**Goal**: Keep the pictures out of the copy and repeat the records exactly.

===== Source records

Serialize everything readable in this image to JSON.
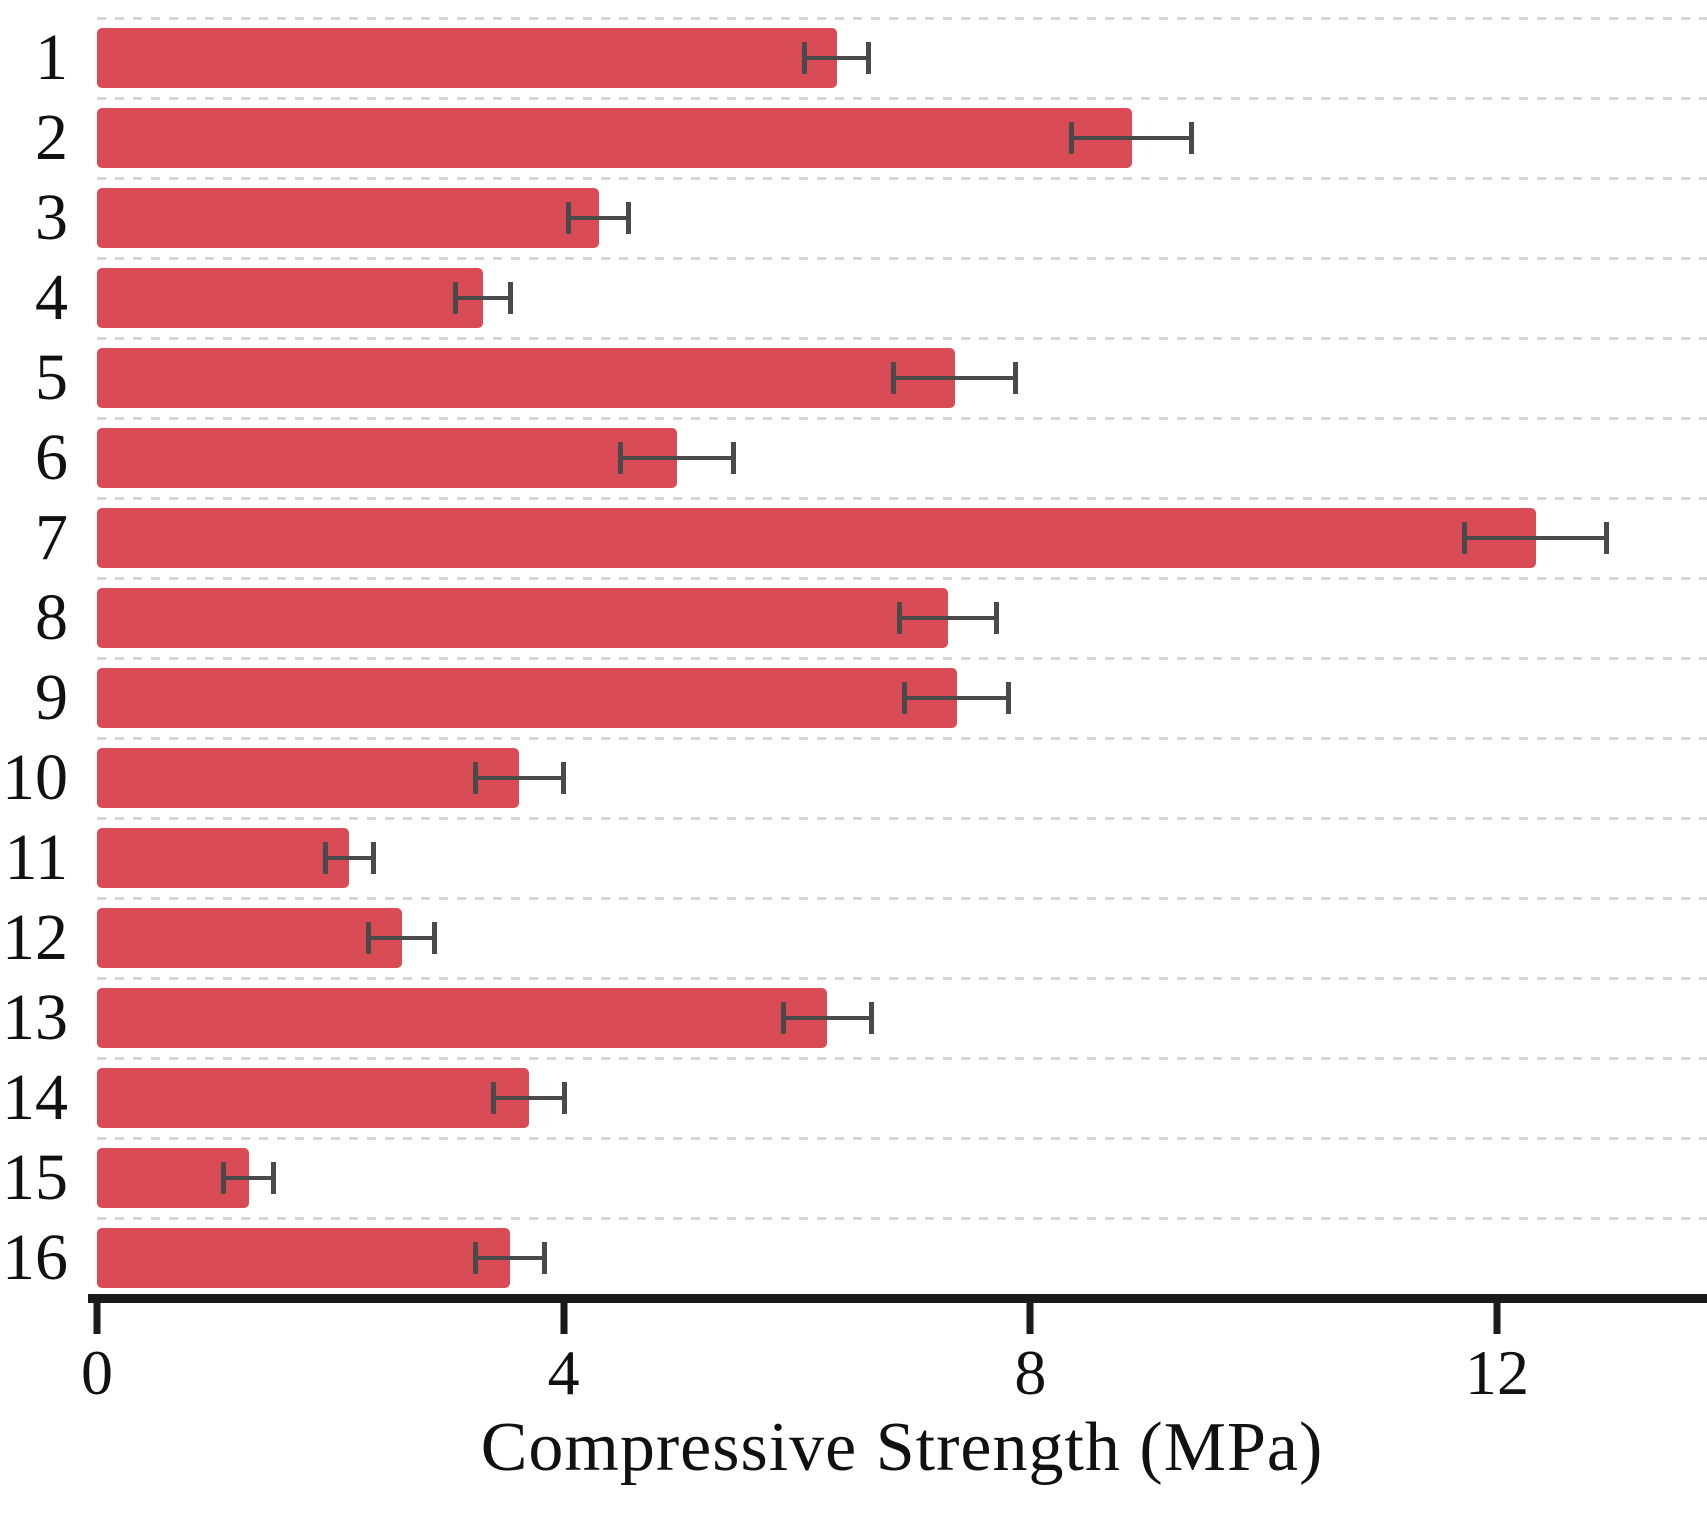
{
  "figure": {
    "background": "#ffffff",
    "bar_color": "#d94c56",
    "error_bar_color": "#4a4a4a",
    "axis_color": "#1a1a1a",
    "grid_color": "#d6d6d6"
  },
  "chart_data": {
    "type": "bar",
    "orientation": "horizontal",
    "title": "",
    "xlabel": "Compressive Strength (MPa)",
    "ylabel": "",
    "categories": [
      "1",
      "2",
      "3",
      "4",
      "5",
      "6",
      "7",
      "8",
      "9",
      "10",
      "11",
      "12",
      "13",
      "14",
      "15",
      "16"
    ],
    "series": [
      {
        "name": "Compressive Strength (MPa)",
        "values": [
          6.34,
          8.87,
          4.3,
          3.31,
          7.35,
          4.97,
          12.33,
          7.29,
          7.37,
          3.62,
          2.16,
          2.61,
          6.26,
          3.7,
          1.3,
          3.54
        ],
        "errors": [
          0.28,
          0.52,
          0.26,
          0.24,
          0.53,
          0.49,
          0.61,
          0.42,
          0.45,
          0.38,
          0.21,
          0.29,
          0.38,
          0.31,
          0.22,
          0.3
        ]
      }
    ],
    "x_ticks": [
      0,
      4,
      8,
      12
    ],
    "x_tick_labels": [
      "0",
      "4",
      "8",
      "12"
    ],
    "xlim": [
      0,
      13.8
    ],
    "grid": "dashed horizontal lines at category boundaries",
    "legend": "none"
  }
}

==========

**Solution for this problem**:
Serialize everything readable in this image to JSON.
{
  "figure": {
    "background": "#ffffff",
    "bar_color": "#d94c56",
    "error_bar_color": "#4a4a4a",
    "axis_color": "#1a1a1a",
    "grid_color": "#d6d6d6"
  },
  "chart_data": {
    "type": "bar",
    "orientation": "horizontal",
    "title": "",
    "xlabel": "Compressive Strength (MPa)",
    "ylabel": "",
    "categories": [
      "1",
      "2",
      "3",
      "4",
      "5",
      "6",
      "7",
      "8",
      "9",
      "10",
      "11",
      "12",
      "13",
      "14",
      "15",
      "16"
    ],
    "series": [
      {
        "name": "Compressive Strength (MPa)",
        "values": [
          6.34,
          8.87,
          4.3,
          3.31,
          7.35,
          4.97,
          12.33,
          7.29,
          7.37,
          3.62,
          2.16,
          2.61,
          6.26,
          3.7,
          1.3,
          3.54
        ],
        "errors": [
          0.28,
          0.52,
          0.26,
          0.24,
          0.53,
          0.49,
          0.61,
          0.42,
          0.45,
          0.38,
          0.21,
          0.29,
          0.38,
          0.31,
          0.22,
          0.3
        ]
      }
    ],
    "x_ticks": [
      0,
      4,
      8,
      12
    ],
    "x_tick_labels": [
      "0",
      "4",
      "8",
      "12"
    ],
    "xlim": [
      0,
      13.8
    ],
    "grid": "dashed horizontal lines at category boundaries",
    "legend": "none"
  }
}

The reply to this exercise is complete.